BEGIN Data in this exercise

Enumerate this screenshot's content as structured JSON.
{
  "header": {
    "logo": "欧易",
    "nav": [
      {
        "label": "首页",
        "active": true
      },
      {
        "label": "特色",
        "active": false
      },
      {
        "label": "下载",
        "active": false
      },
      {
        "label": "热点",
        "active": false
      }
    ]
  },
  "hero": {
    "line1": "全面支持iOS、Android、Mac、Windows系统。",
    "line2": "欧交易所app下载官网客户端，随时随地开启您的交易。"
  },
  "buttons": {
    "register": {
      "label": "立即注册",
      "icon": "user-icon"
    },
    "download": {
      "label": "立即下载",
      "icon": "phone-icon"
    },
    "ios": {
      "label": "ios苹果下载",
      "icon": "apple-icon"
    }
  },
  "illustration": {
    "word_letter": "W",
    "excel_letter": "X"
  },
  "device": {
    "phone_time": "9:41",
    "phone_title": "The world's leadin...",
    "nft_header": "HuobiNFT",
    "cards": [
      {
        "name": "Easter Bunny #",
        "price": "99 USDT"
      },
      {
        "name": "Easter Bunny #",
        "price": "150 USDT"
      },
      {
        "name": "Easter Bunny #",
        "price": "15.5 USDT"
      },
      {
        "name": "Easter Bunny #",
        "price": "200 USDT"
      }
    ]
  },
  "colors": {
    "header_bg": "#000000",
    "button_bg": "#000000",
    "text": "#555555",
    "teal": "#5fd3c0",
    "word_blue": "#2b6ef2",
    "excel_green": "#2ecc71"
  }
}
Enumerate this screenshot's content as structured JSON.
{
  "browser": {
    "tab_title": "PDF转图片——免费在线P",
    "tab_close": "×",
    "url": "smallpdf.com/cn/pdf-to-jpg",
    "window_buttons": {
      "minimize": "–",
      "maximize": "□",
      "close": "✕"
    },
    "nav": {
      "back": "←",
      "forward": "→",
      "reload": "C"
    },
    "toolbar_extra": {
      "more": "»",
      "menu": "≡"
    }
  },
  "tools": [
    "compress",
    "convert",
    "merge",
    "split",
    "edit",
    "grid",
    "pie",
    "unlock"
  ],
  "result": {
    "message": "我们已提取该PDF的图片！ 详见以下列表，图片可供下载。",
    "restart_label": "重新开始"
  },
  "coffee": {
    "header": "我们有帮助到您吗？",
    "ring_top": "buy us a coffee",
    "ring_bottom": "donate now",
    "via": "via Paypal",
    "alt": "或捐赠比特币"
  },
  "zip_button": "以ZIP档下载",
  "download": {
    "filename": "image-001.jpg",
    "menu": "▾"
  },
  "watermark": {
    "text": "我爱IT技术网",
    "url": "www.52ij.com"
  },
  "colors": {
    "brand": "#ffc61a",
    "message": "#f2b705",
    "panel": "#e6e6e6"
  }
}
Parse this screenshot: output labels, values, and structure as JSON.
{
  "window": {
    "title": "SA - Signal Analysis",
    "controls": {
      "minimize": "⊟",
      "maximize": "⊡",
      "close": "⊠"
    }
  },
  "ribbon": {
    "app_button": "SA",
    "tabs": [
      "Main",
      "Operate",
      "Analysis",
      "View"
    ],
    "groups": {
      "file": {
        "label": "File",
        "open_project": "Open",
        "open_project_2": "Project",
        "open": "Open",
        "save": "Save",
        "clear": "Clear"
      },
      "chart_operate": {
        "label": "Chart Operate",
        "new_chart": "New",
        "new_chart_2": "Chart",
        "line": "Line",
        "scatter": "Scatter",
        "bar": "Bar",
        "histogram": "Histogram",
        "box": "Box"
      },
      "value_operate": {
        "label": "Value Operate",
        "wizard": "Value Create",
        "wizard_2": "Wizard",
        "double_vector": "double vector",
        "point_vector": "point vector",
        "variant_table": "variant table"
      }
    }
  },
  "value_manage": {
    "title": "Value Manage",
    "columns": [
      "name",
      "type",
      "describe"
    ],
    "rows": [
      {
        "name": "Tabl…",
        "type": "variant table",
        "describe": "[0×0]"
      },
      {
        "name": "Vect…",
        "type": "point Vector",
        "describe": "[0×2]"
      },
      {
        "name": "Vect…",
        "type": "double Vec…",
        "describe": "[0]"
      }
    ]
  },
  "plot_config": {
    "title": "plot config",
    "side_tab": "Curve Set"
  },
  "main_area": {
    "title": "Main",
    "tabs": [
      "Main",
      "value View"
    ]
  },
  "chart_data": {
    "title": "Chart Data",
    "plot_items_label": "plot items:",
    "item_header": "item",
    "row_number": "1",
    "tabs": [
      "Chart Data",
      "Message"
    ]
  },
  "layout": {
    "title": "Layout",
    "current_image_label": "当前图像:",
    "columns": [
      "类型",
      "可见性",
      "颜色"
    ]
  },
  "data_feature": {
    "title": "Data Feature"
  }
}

END Data in this exercise

Using the data above, say how many lines include "type". No other reply is needed.

4